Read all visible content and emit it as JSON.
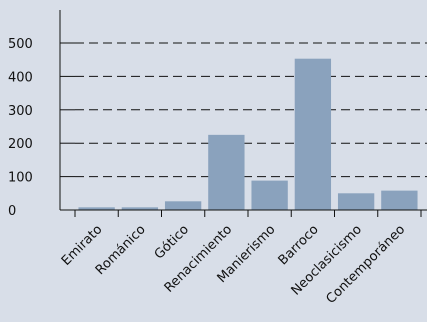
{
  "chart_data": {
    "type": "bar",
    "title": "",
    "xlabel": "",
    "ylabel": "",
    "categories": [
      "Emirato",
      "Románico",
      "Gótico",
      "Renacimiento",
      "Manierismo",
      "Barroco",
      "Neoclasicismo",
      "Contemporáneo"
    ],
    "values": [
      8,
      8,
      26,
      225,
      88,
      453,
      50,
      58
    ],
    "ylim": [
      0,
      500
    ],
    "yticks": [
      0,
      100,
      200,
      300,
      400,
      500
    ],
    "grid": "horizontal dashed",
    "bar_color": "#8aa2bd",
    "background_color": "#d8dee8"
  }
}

EXERCISE BRIEF
Without including the pictures, return each record above exactly as it stands.

FULL SOLUTION
Read all visible content and emit it as JSON.
{
  "chart_data": {
    "type": "bar",
    "title": "",
    "xlabel": "",
    "ylabel": "",
    "categories": [
      "Emirato",
      "Románico",
      "Gótico",
      "Renacimiento",
      "Manierismo",
      "Barroco",
      "Neoclasicismo",
      "Contemporáneo"
    ],
    "values": [
      8,
      8,
      26,
      225,
      88,
      453,
      50,
      58
    ],
    "ylim": [
      0,
      500
    ],
    "yticks": [
      0,
      100,
      200,
      300,
      400,
      500
    ],
    "grid": "horizontal dashed",
    "bar_color": "#8aa2bd",
    "background_color": "#d8dee8"
  }
}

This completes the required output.